**Problem description:** Read the lines that follow and tally those with the word "March"; give the number and nothing else.
-- BEGIN --
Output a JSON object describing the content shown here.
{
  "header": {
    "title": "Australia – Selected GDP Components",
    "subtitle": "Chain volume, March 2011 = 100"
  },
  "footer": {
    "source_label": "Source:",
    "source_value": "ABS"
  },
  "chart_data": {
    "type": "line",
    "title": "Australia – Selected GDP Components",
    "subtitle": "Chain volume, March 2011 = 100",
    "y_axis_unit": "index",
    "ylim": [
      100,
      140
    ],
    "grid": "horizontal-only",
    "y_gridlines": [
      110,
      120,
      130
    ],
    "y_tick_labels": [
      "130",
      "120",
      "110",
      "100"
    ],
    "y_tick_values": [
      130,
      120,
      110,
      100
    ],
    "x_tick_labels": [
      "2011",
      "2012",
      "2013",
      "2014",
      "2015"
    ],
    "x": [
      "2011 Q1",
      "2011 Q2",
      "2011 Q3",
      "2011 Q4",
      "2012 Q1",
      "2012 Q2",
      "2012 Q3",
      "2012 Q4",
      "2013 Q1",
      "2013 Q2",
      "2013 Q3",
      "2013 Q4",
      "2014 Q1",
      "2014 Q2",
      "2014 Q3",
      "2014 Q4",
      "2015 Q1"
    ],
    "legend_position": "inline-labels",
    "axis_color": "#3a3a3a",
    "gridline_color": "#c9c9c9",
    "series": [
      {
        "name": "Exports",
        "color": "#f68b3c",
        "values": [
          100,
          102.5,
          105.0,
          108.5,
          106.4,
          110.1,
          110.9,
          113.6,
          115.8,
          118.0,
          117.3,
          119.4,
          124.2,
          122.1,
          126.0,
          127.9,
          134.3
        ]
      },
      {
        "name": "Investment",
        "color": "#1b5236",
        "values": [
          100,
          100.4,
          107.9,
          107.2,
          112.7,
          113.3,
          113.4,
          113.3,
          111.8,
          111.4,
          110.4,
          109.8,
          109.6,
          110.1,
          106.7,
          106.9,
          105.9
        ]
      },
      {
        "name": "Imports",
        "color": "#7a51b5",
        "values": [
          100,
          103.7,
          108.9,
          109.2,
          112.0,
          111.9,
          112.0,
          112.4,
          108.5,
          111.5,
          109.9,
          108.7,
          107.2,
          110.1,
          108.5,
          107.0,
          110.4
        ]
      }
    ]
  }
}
-- END --
**Output below:** 2